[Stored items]
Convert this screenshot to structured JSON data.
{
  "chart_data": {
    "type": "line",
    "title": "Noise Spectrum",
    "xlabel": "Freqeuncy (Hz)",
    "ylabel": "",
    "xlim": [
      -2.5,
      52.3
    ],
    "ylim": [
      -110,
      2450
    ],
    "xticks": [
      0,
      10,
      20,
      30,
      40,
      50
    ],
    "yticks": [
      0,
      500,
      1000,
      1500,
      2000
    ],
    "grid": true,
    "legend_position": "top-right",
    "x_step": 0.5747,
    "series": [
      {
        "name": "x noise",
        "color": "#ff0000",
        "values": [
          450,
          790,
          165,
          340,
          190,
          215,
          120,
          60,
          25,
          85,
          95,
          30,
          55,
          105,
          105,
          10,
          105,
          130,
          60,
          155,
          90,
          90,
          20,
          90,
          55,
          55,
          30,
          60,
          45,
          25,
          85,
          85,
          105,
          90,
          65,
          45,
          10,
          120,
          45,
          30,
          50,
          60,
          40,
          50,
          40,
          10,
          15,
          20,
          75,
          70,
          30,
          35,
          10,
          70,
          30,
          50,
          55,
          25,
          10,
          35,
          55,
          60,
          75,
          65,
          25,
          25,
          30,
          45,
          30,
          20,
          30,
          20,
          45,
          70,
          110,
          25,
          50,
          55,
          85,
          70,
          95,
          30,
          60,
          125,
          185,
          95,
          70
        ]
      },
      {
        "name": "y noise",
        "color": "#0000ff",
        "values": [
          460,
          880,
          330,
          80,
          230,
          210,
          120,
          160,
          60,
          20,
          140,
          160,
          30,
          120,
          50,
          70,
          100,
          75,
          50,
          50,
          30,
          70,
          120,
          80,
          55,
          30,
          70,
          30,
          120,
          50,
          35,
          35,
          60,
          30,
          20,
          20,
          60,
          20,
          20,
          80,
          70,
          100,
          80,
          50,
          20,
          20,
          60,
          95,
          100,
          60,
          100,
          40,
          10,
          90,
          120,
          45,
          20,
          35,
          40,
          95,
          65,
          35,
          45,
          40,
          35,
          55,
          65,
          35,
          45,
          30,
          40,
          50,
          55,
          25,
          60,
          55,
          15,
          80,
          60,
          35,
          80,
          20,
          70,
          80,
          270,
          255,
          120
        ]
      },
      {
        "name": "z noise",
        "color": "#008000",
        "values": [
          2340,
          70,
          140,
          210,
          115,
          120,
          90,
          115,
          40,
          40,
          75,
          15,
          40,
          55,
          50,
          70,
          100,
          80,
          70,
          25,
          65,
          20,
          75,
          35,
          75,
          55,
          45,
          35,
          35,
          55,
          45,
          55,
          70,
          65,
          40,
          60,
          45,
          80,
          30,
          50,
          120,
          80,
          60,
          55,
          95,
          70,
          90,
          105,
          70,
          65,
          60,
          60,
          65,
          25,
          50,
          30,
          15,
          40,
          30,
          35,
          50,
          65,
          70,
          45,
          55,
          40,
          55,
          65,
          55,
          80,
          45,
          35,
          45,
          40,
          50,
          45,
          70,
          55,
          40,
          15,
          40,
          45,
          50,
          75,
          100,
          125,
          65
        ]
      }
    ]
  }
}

:: What the exercise asks ::
Return every line above in which the string "name" occurs.

:: Answer to this exercise ::
        "name": "x noise",
        "name": "y noise",
        "name": "z noise",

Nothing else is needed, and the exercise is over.